WHAT NEEDS TO BE DONE: Go to the line that contains "What's the underlying", then write out that line and all that follow to the end of the listing, exactly and without pictures.

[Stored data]
-*-
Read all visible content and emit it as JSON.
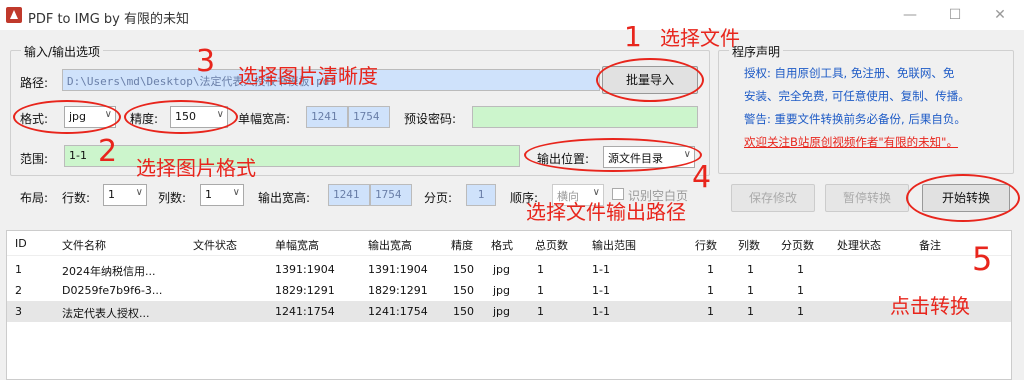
{
  "window": {
    "title": "PDF to IMG  by 有限的未知",
    "minimize": "—",
    "maximize": "☐",
    "close": "✕"
  },
  "io": {
    "group_title": "输入/输出选项",
    "path_label": "路径:",
    "path_value": "D:\\Users\\md\\Desktop\\法定代表人授权书模板.pdf",
    "batch_import": "批量导入",
    "format_label": "格式:",
    "format_value": "jpg",
    "precision_label": "精度:",
    "precision_value": "150",
    "single_size_label": "单幅宽高:",
    "single_w": "1241",
    "single_h": "1754",
    "password_label": "预设密码:",
    "password_value": "",
    "range_label": "范围:",
    "range_value": "1-1",
    "output_pos_label": "输出位置:",
    "output_pos_value": "源文件目录"
  },
  "layout": {
    "label": "布局:",
    "rows_label": "行数:",
    "rows_value": "1",
    "cols_label": "列数:",
    "cols_value": "1",
    "out_size_label": "输出宽高:",
    "out_w": "1241",
    "out_h": "1754",
    "paging_label": "分页:",
    "paging_value": "1",
    "order_label": "顺序:",
    "order_value": "横向",
    "blank_label": "识别空白页"
  },
  "buttons": {
    "save": "保存修改",
    "pause": "暂停转换",
    "start": "开始转换"
  },
  "notice": {
    "title": "程序声明",
    "line1": "授权: 自用原创工具, 免注册、免联网、免",
    "line2": "安装、完全免费, 可任意使用、复制、传播。",
    "line3": "警告: 重要文件转换前务必备份, 后果自负。",
    "line4": "欢迎关注B站原创视频作者\"有限的未知\"。"
  },
  "table": {
    "headers": [
      "ID",
      "文件名称",
      "文件状态",
      "单幅宽高",
      "输出宽高",
      "精度",
      "格式",
      "总页数",
      "输出范围",
      "行数",
      "列数",
      "分页数",
      "处理状态",
      "备注"
    ],
    "rows": [
      [
        "1",
        "2024年纳税信用...",
        "",
        "1391:1904",
        "1391:1904",
        "150",
        "jpg",
        "1",
        "1-1",
        "1",
        "1",
        "1",
        "",
        ""
      ],
      [
        "2",
        "D0259fe7b9f6-3...",
        "",
        "1829:1291",
        "1829:1291",
        "150",
        "jpg",
        "1",
        "1-1",
        "1",
        "1",
        "1",
        "",
        ""
      ],
      [
        "3",
        "法定代表人授权...",
        "",
        "1241:1754",
        "1241:1754",
        "150",
        "jpg",
        "1",
        "1-1",
        "1",
        "1",
        "1",
        "",
        ""
      ]
    ]
  },
  "annotations": {
    "n1": "1",
    "t1": "选择文件",
    "n2": "2",
    "t2": "选择图片格式",
    "n3": "3",
    "t3": "选择图片清晰度",
    "n4": "4",
    "t4": "选择文件输出路径",
    "n5": "5",
    "t5": "点击转换"
  },
  "colors": {
    "annotation": "#e8251c",
    "notice_text": "#1e5bc6",
    "path_bg": "#cfe2fb",
    "green_bg": "#ccf5cc"
  }
}
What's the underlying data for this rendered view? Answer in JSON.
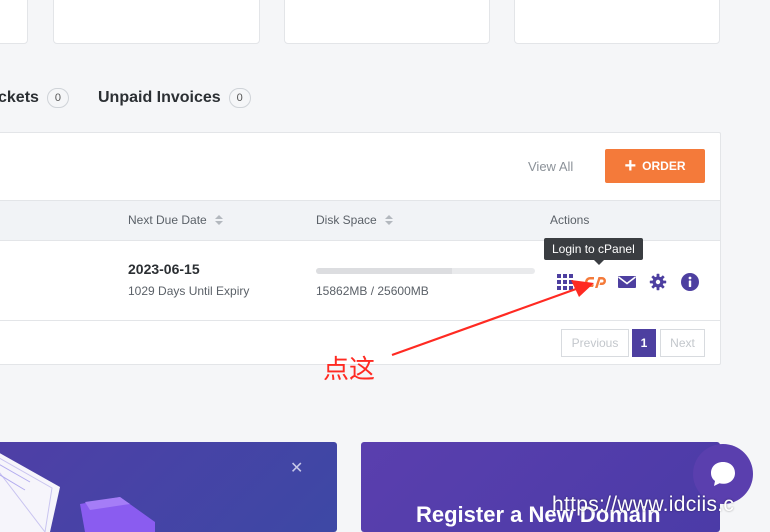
{
  "tabs": [
    {
      "label": "ckets",
      "count": "0"
    },
    {
      "label": "Unpaid Invoices",
      "count": "0"
    }
  ],
  "panel": {
    "view_all": "View All",
    "order_label": "ORDER",
    "columns": {
      "next_due_date": "Next Due Date",
      "disk_space": "Disk Space",
      "actions": "Actions"
    },
    "row": {
      "due_date": "2023-06-15",
      "days_until": "1029 Days Until Expiry",
      "disk_usage_text": "15862MB / 25600MB",
      "disk_used_fraction": 0.62
    },
    "tooltip": "Login to cPanel",
    "actions": [
      "grid-icon",
      "cpanel-icon",
      "mail-icon",
      "gear-icon",
      "info-icon"
    ],
    "pagination": {
      "previous": "Previous",
      "current": "1",
      "next": "Next"
    }
  },
  "annotation": "点这",
  "promo": {
    "right_title": "Register a New Domain"
  },
  "watermark": "https://www.idciis.c",
  "colors": {
    "accent": "#f47a3a",
    "brand": "#4d3fa0",
    "annotation": "#ff2a22"
  }
}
-*-
COMPLETED TASK:
What's the underlying data for this rendered view? Answer in JSON.
{
  "tabs": [
    {
      "label": "ckets",
      "count": "0"
    },
    {
      "label": "Unpaid Invoices",
      "count": "0"
    }
  ],
  "panel": {
    "view_all": "View All",
    "order_label": "ORDER",
    "columns": {
      "next_due_date": "Next Due Date",
      "disk_space": "Disk Space",
      "actions": "Actions"
    },
    "row": {
      "due_date": "2023-06-15",
      "days_until": "1029 Days Until Expiry",
      "disk_usage_text": "15862MB / 25600MB",
      "disk_used_fraction": 0.62
    },
    "tooltip": "Login to cPanel",
    "actions": [
      "grid-icon",
      "cpanel-icon",
      "mail-icon",
      "gear-icon",
      "info-icon"
    ],
    "pagination": {
      "previous": "Previous",
      "current": "1",
      "next": "Next"
    }
  },
  "annotation": "点这",
  "promo": {
    "right_title": "Register a New Domain"
  },
  "watermark": "https://www.idciis.c",
  "colors": {
    "accent": "#f47a3a",
    "brand": "#4d3fa0",
    "annotation": "#ff2a22"
  }
}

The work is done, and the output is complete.